Start of Data to use

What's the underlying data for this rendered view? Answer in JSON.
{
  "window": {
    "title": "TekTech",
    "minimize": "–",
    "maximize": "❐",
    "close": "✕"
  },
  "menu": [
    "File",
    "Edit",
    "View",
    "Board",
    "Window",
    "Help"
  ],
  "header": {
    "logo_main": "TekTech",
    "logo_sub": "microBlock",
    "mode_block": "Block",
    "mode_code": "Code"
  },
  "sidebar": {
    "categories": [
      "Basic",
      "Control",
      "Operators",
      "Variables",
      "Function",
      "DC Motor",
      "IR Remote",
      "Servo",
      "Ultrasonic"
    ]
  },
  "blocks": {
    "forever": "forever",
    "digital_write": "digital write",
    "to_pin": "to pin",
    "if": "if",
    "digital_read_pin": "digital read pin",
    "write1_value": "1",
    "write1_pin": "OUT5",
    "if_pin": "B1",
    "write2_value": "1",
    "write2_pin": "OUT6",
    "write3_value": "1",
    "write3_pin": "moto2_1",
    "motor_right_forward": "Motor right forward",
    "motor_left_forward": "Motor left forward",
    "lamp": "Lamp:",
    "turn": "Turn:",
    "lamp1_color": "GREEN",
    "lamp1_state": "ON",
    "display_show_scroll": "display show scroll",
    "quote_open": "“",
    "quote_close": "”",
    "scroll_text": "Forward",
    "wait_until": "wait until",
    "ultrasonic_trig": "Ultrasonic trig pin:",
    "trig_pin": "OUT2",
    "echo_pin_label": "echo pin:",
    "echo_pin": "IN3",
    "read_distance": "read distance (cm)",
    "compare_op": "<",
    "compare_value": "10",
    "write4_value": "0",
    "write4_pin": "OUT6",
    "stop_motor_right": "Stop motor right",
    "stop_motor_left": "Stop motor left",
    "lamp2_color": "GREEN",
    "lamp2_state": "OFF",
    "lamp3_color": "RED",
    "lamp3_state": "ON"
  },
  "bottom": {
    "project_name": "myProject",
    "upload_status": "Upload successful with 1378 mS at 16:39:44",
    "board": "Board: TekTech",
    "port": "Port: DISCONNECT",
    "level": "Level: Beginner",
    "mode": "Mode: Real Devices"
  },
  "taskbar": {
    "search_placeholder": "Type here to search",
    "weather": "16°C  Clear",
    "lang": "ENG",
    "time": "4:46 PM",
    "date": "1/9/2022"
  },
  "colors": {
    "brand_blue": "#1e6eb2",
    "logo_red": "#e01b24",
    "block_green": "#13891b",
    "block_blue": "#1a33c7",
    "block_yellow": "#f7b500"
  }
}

End of Data to use

→ Stated task: Lines of the listing that contain the word "digital" are to be counted; report only their number.

→ Full answer: 2